**What is required**
Gather each line of the entries below that includes "AR单号".

**Source records**
__________
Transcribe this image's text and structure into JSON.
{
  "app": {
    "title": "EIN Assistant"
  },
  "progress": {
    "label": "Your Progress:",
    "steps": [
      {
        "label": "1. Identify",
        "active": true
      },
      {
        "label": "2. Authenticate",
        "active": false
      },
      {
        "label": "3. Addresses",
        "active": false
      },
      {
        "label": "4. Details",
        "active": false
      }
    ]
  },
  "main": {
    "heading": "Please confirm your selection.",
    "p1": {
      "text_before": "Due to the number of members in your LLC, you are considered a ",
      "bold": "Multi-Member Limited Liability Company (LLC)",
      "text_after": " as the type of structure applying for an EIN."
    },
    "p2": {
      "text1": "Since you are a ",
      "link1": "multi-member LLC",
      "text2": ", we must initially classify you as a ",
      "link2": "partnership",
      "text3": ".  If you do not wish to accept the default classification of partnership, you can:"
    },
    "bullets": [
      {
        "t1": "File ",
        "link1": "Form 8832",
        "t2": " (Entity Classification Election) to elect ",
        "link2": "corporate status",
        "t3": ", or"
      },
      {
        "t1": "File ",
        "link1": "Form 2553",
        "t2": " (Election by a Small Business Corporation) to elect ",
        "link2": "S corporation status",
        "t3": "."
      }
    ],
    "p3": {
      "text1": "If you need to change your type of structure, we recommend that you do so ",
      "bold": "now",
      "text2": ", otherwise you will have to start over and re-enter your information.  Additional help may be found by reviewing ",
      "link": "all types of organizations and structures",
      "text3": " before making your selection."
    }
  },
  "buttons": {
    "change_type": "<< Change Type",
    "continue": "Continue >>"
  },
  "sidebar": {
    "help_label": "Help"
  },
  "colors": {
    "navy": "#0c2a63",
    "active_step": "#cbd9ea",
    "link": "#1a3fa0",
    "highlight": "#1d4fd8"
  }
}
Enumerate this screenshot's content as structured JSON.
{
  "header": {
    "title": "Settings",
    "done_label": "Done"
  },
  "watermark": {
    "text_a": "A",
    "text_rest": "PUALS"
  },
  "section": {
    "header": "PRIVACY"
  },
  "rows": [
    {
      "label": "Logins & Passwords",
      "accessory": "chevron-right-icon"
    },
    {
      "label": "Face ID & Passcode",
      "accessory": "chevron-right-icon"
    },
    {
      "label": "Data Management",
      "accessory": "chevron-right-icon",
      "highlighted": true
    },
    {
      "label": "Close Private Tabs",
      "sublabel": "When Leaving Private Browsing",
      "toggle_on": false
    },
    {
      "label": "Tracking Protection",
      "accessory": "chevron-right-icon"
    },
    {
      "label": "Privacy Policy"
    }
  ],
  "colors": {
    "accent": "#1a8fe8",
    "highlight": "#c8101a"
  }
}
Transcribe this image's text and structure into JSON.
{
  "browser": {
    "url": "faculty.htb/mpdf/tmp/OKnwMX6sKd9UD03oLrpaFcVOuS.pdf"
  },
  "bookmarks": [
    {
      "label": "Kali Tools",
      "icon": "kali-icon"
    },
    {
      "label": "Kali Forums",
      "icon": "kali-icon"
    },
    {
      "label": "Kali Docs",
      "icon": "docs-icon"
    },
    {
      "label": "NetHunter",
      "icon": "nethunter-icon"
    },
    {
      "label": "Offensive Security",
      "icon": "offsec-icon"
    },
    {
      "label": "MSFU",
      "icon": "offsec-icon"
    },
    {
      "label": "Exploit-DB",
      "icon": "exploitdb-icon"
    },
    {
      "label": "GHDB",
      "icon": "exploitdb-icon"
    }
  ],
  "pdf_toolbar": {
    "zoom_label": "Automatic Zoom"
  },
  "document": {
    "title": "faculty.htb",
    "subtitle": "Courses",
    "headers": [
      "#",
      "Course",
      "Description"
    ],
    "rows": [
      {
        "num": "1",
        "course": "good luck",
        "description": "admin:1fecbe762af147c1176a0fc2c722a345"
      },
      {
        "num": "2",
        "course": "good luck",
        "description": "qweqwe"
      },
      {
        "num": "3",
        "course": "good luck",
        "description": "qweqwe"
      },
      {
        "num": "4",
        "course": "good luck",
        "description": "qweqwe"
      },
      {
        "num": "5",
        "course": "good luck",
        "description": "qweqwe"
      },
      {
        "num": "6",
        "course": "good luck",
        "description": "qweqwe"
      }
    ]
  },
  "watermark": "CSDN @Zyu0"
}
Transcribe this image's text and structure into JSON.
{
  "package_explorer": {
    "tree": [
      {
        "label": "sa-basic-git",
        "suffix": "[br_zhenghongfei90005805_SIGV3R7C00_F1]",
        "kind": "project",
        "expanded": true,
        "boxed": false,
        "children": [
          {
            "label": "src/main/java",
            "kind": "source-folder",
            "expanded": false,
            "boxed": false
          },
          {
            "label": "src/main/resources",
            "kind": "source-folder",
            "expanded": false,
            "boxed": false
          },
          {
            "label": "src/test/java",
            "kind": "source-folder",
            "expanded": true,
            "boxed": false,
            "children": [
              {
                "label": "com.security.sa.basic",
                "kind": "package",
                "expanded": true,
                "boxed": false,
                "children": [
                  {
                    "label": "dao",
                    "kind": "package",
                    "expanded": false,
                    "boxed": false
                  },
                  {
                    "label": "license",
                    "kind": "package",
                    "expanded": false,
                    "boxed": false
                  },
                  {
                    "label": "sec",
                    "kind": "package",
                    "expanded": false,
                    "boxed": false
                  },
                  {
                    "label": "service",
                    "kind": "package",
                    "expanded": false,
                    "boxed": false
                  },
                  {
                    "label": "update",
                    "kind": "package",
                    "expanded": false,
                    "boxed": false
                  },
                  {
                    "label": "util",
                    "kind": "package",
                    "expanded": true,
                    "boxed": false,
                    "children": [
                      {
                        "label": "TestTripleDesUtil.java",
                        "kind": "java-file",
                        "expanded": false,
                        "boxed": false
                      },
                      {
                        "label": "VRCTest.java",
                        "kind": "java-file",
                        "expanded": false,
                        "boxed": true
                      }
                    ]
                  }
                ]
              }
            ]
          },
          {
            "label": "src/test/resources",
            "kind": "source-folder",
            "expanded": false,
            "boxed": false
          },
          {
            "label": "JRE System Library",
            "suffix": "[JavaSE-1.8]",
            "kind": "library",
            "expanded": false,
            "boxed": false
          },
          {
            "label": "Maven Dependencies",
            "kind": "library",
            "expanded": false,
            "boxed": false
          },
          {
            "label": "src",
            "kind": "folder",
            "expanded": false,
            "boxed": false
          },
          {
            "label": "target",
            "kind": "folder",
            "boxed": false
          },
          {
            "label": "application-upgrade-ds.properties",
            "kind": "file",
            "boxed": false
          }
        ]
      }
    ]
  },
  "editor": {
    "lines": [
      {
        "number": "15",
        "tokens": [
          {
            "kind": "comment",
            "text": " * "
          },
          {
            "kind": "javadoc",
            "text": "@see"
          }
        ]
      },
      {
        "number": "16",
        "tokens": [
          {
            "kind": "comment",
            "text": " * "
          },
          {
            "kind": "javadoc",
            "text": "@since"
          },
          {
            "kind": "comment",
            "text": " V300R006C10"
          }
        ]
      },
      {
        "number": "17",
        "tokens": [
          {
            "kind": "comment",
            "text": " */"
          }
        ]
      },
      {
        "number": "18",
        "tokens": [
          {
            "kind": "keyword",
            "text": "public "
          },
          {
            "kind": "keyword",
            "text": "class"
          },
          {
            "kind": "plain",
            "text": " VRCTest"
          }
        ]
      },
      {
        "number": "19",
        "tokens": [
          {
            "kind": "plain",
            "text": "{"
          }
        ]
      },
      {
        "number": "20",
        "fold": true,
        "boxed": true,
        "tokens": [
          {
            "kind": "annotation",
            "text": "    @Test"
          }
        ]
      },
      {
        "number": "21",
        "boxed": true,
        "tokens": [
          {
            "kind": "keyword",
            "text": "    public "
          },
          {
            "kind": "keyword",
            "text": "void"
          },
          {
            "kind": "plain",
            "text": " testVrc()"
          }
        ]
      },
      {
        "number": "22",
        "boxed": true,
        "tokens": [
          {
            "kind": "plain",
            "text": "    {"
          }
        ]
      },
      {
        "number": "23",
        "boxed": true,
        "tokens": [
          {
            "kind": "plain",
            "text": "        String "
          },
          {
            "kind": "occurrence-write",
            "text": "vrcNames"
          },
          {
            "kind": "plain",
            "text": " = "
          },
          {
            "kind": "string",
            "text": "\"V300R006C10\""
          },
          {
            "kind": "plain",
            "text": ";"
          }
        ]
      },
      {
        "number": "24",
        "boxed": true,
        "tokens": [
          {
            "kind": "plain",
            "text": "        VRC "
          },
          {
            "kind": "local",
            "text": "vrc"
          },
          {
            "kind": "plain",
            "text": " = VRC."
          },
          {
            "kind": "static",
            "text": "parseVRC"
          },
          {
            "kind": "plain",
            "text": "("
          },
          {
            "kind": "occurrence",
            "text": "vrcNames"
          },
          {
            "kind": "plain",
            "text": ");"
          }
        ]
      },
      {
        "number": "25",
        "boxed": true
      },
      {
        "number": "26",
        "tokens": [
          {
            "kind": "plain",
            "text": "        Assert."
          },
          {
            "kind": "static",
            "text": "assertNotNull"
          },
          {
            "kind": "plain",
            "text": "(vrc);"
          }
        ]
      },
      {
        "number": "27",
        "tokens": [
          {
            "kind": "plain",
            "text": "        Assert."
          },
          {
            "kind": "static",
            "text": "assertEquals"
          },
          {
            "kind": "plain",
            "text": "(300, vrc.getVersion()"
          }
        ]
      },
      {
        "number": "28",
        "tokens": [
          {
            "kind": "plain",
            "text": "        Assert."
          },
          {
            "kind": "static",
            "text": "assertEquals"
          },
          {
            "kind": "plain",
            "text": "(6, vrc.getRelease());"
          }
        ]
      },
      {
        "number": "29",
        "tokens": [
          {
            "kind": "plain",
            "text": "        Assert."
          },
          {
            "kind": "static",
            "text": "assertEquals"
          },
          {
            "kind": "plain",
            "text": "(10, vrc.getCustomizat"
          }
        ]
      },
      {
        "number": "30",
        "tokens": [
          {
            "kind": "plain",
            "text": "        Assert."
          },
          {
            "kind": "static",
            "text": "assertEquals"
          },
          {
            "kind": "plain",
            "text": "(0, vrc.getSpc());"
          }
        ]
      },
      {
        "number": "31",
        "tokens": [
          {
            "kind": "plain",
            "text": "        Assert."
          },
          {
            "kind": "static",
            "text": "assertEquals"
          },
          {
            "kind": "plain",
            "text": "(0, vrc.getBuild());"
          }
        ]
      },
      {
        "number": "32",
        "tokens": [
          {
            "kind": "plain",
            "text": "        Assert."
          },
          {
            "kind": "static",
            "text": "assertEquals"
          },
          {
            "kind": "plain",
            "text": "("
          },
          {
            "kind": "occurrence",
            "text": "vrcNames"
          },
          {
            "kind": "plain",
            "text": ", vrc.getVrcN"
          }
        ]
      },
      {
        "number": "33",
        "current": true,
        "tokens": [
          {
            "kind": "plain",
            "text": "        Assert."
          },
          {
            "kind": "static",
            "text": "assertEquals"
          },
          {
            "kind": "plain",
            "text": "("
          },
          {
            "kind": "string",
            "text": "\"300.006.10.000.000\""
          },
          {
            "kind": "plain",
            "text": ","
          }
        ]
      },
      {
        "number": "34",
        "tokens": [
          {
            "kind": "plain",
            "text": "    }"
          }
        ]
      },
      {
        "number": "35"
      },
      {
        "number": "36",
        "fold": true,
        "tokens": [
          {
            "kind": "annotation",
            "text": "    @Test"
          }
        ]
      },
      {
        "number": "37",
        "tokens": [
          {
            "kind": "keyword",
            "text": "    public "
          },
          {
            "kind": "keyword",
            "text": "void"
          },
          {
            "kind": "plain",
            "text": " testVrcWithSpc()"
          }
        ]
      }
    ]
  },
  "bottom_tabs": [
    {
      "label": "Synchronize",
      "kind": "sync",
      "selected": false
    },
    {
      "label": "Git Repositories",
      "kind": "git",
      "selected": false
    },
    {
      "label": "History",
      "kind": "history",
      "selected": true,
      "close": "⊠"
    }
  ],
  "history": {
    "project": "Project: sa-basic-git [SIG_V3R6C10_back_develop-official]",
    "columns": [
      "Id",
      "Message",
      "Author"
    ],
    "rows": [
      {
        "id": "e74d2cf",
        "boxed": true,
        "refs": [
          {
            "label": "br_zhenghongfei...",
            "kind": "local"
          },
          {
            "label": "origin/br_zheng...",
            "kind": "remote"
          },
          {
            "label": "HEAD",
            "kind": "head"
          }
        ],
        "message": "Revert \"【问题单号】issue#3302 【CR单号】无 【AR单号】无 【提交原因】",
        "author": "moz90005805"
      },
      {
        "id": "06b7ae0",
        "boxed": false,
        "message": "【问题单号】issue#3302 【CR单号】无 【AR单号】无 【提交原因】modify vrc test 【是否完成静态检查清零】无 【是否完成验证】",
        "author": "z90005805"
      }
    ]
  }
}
__________
**The output**
        "message": "Revert \"【问题单号】issue#3302 【CR单号】无 【AR单号】无 【提交原因】",
        "message": "【问题单号】issue#3302 【CR单号】无 【AR单号】无 【提交原因】modify vrc test 【是否完成静态检查清零】无 【是否完成验证】",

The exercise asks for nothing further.